TASK INSTRUCTIONS: Each line that holds the word "name" counts once. Give the total number of such lines and nothing else.

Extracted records
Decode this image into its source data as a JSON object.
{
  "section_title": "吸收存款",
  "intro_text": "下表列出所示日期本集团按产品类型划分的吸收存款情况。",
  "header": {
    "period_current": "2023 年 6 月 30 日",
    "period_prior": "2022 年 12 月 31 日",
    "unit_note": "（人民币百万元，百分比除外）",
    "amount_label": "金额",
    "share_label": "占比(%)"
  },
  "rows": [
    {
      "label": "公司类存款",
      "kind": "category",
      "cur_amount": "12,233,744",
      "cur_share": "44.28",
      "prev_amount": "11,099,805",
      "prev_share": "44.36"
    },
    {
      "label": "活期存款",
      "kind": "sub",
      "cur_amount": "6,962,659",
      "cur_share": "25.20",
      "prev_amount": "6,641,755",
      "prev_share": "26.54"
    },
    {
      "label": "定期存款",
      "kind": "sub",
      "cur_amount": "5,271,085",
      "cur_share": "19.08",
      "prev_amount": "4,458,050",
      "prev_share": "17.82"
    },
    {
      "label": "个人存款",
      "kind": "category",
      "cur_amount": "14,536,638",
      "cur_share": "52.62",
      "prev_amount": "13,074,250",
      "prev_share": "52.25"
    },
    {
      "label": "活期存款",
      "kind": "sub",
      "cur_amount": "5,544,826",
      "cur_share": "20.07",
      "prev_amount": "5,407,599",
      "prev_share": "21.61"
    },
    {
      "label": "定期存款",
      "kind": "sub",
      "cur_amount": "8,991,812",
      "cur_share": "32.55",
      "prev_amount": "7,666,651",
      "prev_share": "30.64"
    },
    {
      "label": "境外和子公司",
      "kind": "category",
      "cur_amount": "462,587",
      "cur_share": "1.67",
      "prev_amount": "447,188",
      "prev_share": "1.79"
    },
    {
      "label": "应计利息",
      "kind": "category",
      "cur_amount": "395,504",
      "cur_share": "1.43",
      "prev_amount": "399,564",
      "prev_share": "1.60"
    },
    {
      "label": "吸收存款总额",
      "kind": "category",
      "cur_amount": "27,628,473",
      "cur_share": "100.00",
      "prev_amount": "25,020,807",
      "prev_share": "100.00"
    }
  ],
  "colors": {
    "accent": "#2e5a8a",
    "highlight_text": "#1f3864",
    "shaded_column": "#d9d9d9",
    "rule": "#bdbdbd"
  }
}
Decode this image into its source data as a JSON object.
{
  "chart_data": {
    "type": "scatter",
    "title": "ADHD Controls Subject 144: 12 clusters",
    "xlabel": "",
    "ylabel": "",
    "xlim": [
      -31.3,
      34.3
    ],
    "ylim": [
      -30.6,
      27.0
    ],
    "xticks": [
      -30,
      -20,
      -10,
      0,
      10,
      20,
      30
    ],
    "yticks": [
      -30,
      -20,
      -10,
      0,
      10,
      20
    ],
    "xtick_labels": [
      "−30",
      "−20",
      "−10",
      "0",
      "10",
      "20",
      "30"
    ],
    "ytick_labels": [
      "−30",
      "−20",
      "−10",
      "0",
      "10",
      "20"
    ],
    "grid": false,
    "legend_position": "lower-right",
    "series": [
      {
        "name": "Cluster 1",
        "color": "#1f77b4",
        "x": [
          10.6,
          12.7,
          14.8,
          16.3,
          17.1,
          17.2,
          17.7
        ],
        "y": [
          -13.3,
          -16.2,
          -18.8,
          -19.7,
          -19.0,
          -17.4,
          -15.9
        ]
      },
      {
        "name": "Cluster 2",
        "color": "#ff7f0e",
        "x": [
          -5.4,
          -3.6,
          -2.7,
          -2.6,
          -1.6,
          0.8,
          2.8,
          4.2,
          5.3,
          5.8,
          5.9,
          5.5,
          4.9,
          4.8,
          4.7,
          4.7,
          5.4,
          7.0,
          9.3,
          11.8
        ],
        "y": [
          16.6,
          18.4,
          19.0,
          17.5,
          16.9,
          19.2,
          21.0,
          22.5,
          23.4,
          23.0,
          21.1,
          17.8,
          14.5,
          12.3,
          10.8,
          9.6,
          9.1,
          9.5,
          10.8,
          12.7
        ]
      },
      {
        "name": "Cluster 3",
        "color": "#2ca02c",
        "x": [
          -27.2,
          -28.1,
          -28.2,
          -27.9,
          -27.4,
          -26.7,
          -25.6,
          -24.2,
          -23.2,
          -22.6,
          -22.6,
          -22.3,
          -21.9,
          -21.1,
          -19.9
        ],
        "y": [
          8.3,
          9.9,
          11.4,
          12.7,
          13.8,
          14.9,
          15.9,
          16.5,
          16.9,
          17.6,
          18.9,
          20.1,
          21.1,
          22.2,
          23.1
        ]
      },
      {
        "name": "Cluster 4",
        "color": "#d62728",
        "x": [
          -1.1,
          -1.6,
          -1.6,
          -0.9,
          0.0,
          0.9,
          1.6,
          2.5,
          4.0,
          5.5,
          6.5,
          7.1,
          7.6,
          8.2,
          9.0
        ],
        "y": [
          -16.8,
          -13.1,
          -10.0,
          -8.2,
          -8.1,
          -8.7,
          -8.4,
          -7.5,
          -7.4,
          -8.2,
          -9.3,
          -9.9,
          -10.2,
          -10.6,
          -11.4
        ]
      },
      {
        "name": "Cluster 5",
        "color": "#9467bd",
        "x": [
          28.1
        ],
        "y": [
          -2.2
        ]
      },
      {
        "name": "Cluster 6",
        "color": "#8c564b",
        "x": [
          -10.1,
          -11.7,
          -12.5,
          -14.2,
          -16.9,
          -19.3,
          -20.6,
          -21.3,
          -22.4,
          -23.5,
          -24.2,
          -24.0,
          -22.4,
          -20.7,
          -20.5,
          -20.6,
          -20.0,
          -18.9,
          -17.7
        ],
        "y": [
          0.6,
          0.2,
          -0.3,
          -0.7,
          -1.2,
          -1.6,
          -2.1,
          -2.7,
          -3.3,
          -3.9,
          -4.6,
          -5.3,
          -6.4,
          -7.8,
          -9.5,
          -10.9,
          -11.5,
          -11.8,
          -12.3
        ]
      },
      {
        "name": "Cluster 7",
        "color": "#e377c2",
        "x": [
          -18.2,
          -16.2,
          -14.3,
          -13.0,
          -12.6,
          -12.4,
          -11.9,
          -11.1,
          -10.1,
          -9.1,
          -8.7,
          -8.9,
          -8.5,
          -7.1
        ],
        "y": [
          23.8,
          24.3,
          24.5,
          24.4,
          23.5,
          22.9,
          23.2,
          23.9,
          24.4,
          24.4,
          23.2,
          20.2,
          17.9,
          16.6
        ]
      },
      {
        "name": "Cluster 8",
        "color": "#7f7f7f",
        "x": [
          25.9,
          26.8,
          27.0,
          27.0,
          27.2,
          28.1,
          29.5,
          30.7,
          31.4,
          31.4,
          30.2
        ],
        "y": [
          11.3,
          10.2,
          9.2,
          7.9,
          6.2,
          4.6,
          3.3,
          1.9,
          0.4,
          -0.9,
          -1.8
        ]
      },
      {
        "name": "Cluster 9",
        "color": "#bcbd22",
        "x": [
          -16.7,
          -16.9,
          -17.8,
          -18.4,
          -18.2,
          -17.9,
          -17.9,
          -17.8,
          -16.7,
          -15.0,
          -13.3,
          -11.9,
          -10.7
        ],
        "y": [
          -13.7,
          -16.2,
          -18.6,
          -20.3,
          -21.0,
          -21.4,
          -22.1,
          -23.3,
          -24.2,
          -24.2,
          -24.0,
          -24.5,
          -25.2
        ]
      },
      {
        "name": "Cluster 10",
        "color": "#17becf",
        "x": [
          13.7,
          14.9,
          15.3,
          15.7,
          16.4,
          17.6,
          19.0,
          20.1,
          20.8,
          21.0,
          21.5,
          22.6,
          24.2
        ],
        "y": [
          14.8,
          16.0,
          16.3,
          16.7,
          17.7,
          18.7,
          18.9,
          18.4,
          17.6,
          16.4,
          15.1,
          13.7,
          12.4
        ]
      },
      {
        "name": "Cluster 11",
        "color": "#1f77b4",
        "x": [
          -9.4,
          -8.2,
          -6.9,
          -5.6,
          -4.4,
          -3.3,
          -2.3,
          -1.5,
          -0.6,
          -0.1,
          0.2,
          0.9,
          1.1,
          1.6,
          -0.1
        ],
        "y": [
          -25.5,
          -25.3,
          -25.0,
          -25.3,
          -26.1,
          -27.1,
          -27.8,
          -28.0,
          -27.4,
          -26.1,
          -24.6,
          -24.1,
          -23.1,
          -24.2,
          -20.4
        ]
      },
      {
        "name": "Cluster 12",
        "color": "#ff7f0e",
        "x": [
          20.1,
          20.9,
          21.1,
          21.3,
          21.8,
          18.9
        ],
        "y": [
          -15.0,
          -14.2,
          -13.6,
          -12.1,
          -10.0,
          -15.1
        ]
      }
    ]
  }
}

SOLUTION BELOW: 12